(Dataset listings of figures)
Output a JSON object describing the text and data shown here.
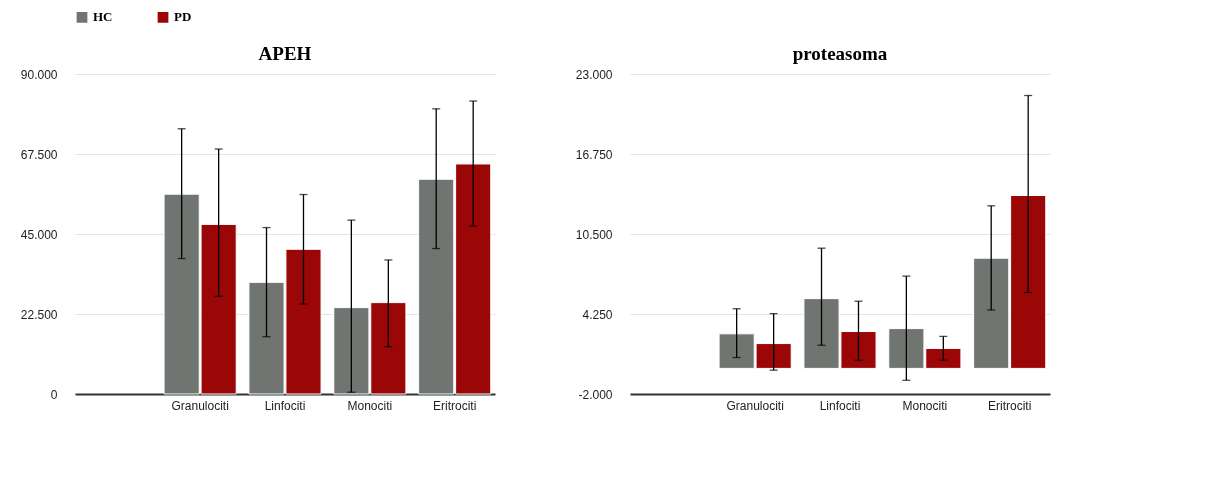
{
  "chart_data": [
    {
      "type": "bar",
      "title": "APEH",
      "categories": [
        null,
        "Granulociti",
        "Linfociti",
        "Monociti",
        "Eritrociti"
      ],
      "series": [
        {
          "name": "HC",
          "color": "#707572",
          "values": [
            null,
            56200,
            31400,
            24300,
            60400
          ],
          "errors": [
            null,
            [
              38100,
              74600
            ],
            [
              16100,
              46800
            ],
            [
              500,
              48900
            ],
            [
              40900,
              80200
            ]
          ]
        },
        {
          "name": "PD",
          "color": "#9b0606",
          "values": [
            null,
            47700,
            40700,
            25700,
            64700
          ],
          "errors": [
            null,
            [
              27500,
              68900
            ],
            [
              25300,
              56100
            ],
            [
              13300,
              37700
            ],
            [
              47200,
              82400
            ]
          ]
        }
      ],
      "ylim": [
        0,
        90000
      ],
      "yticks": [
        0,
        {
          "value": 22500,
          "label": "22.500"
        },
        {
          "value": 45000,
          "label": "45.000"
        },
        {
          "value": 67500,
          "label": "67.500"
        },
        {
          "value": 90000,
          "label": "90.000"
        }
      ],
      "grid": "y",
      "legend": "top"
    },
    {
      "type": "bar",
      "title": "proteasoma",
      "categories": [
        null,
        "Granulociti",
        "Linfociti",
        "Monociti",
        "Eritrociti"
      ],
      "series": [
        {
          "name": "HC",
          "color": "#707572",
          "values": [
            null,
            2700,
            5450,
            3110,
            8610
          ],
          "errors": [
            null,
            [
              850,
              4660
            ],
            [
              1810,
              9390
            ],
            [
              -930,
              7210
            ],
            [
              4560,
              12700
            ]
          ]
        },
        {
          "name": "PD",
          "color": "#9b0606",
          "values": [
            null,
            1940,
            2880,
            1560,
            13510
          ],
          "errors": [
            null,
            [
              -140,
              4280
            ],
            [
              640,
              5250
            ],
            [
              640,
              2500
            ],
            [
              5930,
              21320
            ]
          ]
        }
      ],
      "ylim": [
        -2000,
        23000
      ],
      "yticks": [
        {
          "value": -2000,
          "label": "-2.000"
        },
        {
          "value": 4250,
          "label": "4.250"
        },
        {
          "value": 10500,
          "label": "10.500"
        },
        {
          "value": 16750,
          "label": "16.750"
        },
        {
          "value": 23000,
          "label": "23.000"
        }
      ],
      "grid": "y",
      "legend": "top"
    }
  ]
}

> **REQUIRED WORK**
Do not include the images; transcribe the rest of the listing exactly.

> **SOLVED EXERCISE**
Output a JSON object describing the text and data shown here.
{
  "chart_data": [
    {
      "type": "bar",
      "title": "APEH",
      "categories": [
        null,
        "Granulociti",
        "Linfociti",
        "Monociti",
        "Eritrociti"
      ],
      "series": [
        {
          "name": "HC",
          "color": "#707572",
          "values": [
            null,
            56200,
            31400,
            24300,
            60400
          ],
          "errors": [
            null,
            [
              38100,
              74600
            ],
            [
              16100,
              46800
            ],
            [
              500,
              48900
            ],
            [
              40900,
              80200
            ]
          ]
        },
        {
          "name": "PD",
          "color": "#9b0606",
          "values": [
            null,
            47700,
            40700,
            25700,
            64700
          ],
          "errors": [
            null,
            [
              27500,
              68900
            ],
            [
              25300,
              56100
            ],
            [
              13300,
              37700
            ],
            [
              47200,
              82400
            ]
          ]
        }
      ],
      "ylim": [
        0,
        90000
      ],
      "yticks": [
        0,
        {
          "value": 22500,
          "label": "22.500"
        },
        {
          "value": 45000,
          "label": "45.000"
        },
        {
          "value": 67500,
          "label": "67.500"
        },
        {
          "value": 90000,
          "label": "90.000"
        }
      ],
      "grid": "y",
      "legend": "top"
    },
    {
      "type": "bar",
      "title": "proteasoma",
      "categories": [
        null,
        "Granulociti",
        "Linfociti",
        "Monociti",
        "Eritrociti"
      ],
      "series": [
        {
          "name": "HC",
          "color": "#707572",
          "values": [
            null,
            2700,
            5450,
            3110,
            8610
          ],
          "errors": [
            null,
            [
              850,
              4660
            ],
            [
              1810,
              9390
            ],
            [
              -930,
              7210
            ],
            [
              4560,
              12700
            ]
          ]
        },
        {
          "name": "PD",
          "color": "#9b0606",
          "values": [
            null,
            1940,
            2880,
            1560,
            13510
          ],
          "errors": [
            null,
            [
              -140,
              4280
            ],
            [
              640,
              5250
            ],
            [
              640,
              2500
            ],
            [
              5930,
              21320
            ]
          ]
        }
      ],
      "ylim": [
        -2000,
        23000
      ],
      "yticks": [
        {
          "value": -2000,
          "label": "-2.000"
        },
        {
          "value": 4250,
          "label": "4.250"
        },
        {
          "value": 10500,
          "label": "10.500"
        },
        {
          "value": 16750,
          "label": "16.750"
        },
        {
          "value": 23000,
          "label": "23.000"
        }
      ],
      "grid": "y",
      "legend": "top"
    }
  ]
}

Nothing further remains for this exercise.